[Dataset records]
* Begin *
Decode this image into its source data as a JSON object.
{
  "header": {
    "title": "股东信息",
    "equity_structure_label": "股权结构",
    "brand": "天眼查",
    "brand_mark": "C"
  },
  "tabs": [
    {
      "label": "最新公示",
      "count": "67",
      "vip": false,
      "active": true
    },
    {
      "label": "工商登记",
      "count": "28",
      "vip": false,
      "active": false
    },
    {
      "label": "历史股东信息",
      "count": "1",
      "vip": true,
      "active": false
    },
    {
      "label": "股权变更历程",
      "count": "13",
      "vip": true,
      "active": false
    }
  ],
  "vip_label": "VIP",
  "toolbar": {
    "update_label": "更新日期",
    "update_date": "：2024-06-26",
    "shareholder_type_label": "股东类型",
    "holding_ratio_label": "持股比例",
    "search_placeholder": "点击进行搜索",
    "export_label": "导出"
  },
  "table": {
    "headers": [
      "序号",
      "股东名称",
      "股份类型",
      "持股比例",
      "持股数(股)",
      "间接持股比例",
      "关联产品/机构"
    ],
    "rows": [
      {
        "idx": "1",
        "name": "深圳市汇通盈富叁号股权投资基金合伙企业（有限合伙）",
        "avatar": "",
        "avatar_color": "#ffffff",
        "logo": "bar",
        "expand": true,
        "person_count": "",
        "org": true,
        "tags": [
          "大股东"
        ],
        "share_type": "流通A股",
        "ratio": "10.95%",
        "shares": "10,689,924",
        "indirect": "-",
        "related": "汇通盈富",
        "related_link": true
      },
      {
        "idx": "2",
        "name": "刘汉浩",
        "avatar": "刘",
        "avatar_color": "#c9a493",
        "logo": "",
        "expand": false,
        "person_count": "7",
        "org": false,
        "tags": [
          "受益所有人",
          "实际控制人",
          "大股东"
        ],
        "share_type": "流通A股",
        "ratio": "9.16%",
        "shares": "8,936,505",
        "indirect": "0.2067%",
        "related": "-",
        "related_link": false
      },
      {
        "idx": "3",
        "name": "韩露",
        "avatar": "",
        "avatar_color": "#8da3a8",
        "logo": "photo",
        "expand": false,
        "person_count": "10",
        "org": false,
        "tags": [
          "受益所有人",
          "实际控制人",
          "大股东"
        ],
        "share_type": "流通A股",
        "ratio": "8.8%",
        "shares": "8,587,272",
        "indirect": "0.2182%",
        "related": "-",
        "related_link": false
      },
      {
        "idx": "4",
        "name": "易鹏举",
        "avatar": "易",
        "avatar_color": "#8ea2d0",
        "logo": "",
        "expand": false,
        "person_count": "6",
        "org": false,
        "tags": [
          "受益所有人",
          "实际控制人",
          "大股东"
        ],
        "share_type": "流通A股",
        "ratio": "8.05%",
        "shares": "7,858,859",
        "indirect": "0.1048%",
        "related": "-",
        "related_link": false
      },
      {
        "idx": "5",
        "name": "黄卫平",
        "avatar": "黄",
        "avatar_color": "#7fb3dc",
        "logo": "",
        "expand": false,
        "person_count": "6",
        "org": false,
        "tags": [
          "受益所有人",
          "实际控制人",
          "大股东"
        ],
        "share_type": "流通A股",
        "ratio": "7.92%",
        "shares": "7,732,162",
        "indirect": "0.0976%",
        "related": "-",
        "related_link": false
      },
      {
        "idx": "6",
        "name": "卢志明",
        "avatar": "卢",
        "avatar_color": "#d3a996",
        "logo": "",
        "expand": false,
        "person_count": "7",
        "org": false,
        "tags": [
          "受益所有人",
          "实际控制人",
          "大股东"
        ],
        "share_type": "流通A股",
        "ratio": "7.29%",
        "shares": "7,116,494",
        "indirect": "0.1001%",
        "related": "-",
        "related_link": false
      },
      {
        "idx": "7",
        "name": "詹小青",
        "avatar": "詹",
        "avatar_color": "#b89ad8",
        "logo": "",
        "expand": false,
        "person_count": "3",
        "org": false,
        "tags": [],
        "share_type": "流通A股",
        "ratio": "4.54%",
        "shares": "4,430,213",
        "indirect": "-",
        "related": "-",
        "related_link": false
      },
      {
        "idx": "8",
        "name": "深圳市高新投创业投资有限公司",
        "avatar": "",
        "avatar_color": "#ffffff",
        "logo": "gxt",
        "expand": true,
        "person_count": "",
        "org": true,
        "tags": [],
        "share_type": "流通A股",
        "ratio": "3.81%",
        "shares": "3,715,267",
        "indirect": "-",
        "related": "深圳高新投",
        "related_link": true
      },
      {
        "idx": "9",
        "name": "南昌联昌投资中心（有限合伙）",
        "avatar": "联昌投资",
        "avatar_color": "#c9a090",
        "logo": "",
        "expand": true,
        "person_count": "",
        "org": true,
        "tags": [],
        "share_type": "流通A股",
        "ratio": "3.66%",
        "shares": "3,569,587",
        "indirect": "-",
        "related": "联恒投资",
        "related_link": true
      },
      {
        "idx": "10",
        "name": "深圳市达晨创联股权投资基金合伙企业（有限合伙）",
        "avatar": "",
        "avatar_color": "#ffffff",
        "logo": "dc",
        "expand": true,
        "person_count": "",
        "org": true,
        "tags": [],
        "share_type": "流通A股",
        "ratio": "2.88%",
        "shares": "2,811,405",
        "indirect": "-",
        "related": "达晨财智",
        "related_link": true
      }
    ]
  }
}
* End *
Aim of the exercise
Copy each line of the data exactly, leaving nothing out.

Response for this exercise
Decode this image into its source data as a JSON object.
{
  "header": {
    "title": "股东信息",
    "equity_structure_label": "股权结构",
    "brand": "天眼查",
    "brand_mark": "C"
  },
  "tabs": [
    {
      "label": "最新公示",
      "count": "67",
      "vip": false,
      "active": true
    },
    {
      "label": "工商登记",
      "count": "28",
      "vip": false,
      "active": false
    },
    {
      "label": "历史股东信息",
      "count": "1",
      "vip": true,
      "active": false
    },
    {
      "label": "股权变更历程",
      "count": "13",
      "vip": true,
      "active": false
    }
  ],
  "vip_label": "VIP",
  "toolbar": {
    "update_label": "更新日期",
    "update_date": "：2024-06-26",
    "shareholder_type_label": "股东类型",
    "holding_ratio_label": "持股比例",
    "search_placeholder": "点击进行搜索",
    "export_label": "导出"
  },
  "table": {
    "headers": [
      "序号",
      "股东名称",
      "股份类型",
      "持股比例",
      "持股数(股)",
      "间接持股比例",
      "关联产品/机构"
    ],
    "rows": [
      {
        "idx": "1",
        "name": "深圳市汇通盈富叁号股权投资基金合伙企业（有限合伙）",
        "avatar": "",
        "avatar_color": "#ffffff",
        "logo": "bar",
        "expand": true,
        "person_count": "",
        "org": true,
        "tags": [
          "大股东"
        ],
        "share_type": "流通A股",
        "ratio": "10.95%",
        "shares": "10,689,924",
        "indirect": "-",
        "related": "汇通盈富",
        "related_link": true
      },
      {
        "idx": "2",
        "name": "刘汉浩",
        "avatar": "刘",
        "avatar_color": "#c9a493",
        "logo": "",
        "expand": false,
        "person_count": "7",
        "org": false,
        "tags": [
          "受益所有人",
          "实际控制人",
          "大股东"
        ],
        "share_type": "流通A股",
        "ratio": "9.16%",
        "shares": "8,936,505",
        "indirect": "0.2067%",
        "related": "-",
        "related_link": false
      },
      {
        "idx": "3",
        "name": "韩露",
        "avatar": "",
        "avatar_color": "#8da3a8",
        "logo": "photo",
        "expand": false,
        "person_count": "10",
        "org": false,
        "tags": [
          "受益所有人",
          "实际控制人",
          "大股东"
        ],
        "share_type": "流通A股",
        "ratio": "8.8%",
        "shares": "8,587,272",
        "indirect": "0.2182%",
        "related": "-",
        "related_link": false
      },
      {
        "idx": "4",
        "name": "易鹏举",
        "avatar": "易",
        "avatar_color": "#8ea2d0",
        "logo": "",
        "expand": false,
        "person_count": "6",
        "org": false,
        "tags": [
          "受益所有人",
          "实际控制人",
          "大股东"
        ],
        "share_type": "流通A股",
        "ratio": "8.05%",
        "shares": "7,858,859",
        "indirect": "0.1048%",
        "related": "-",
        "related_link": false
      },
      {
        "idx": "5",
        "name": "黄卫平",
        "avatar": "黄",
        "avatar_color": "#7fb3dc",
        "logo": "",
        "expand": false,
        "person_count": "6",
        "org": false,
        "tags": [
          "受益所有人",
          "实际控制人",
          "大股东"
        ],
        "share_type": "流通A股",
        "ratio": "7.92%",
        "shares": "7,732,162",
        "indirect": "0.0976%",
        "related": "-",
        "related_link": false
      },
      {
        "idx": "6",
        "name": "卢志明",
        "avatar": "卢",
        "avatar_color": "#d3a996",
        "logo": "",
        "expand": false,
        "person_count": "7",
        "org": false,
        "tags": [
          "受益所有人",
          "实际控制人",
          "大股东"
        ],
        "share_type": "流通A股",
        "ratio": "7.29%",
        "shares": "7,116,494",
        "indirect": "0.1001%",
        "related": "-",
        "related_link": false
      },
      {
        "idx": "7",
        "name": "詹小青",
        "avatar": "詹",
        "avatar_color": "#b89ad8",
        "logo": "",
        "expand": false,
        "person_count": "3",
        "org": false,
        "tags": [],
        "share_type": "流通A股",
        "ratio": "4.54%",
        "shares": "4,430,213",
        "indirect": "-",
        "related": "-",
        "related_link": false
      },
      {
        "idx": "8",
        "name": "深圳市高新投创业投资有限公司",
        "avatar": "",
        "avatar_color": "#ffffff",
        "logo": "gxt",
        "expand": true,
        "person_count": "",
        "org": true,
        "tags": [],
        "share_type": "流通A股",
        "ratio": "3.81%",
        "shares": "3,715,267",
        "indirect": "-",
        "related": "深圳高新投",
        "related_link": true
      },
      {
        "idx": "9",
        "name": "南昌联昌投资中心（有限合伙）",
        "avatar": "联昌投资",
        "avatar_color": "#c9a090",
        "logo": "",
        "expand": true,
        "person_count": "",
        "org": true,
        "tags": [],
        "share_type": "流通A股",
        "ratio": "3.66%",
        "shares": "3,569,587",
        "indirect": "-",
        "related": "联恒投资",
        "related_link": true
      },
      {
        "idx": "10",
        "name": "深圳市达晨创联股权投资基金合伙企业（有限合伙）",
        "avatar": "",
        "avatar_color": "#ffffff",
        "logo": "dc",
        "expand": true,
        "person_count": "",
        "org": true,
        "tags": [],
        "share_type": "流通A股",
        "ratio": "2.88%",
        "shares": "2,811,405",
        "indirect": "-",
        "related": "达晨财智",
        "related_link": true
      }
    ]
  }
}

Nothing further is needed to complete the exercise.